Input material:
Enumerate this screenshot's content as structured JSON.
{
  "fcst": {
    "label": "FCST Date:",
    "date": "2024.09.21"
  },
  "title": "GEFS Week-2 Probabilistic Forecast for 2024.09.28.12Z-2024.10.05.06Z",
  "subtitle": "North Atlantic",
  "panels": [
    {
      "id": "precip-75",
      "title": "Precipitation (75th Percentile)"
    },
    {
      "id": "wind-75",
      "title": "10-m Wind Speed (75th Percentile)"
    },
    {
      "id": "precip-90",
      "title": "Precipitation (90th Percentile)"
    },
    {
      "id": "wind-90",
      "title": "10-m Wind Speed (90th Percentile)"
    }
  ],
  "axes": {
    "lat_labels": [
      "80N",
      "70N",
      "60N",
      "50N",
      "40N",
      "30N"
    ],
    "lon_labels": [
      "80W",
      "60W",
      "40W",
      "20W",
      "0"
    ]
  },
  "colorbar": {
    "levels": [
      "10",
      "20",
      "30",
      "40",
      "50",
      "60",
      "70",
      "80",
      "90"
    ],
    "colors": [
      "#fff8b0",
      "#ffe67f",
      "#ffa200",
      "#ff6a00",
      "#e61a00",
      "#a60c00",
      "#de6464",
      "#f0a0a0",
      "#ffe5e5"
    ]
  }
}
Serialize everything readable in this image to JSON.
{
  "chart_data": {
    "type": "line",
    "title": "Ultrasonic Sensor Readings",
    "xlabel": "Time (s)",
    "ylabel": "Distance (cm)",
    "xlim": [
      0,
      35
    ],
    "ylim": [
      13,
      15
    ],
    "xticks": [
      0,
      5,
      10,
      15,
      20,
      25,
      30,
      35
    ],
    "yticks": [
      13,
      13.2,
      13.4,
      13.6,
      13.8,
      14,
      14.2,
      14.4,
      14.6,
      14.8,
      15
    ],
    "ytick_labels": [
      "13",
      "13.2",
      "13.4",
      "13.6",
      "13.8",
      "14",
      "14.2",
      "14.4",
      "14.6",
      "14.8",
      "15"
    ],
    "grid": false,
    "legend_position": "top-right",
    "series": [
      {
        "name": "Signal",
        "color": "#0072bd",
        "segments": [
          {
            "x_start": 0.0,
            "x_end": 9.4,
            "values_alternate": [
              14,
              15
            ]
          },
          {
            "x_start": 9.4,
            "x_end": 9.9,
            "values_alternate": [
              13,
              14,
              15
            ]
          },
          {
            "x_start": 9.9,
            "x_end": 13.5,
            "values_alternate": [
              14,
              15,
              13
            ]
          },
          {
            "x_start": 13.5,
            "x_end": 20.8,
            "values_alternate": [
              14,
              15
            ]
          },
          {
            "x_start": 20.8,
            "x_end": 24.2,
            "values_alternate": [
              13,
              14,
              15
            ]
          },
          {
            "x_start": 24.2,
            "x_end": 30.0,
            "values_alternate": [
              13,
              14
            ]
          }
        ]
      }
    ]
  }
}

Goal:
Look through the entries above for the word "JSON". Copy every line where it shows up.

Exercise output:
Enumerate this screenshot's content as structured JSON.
Serialize everything readable in this image to JSON.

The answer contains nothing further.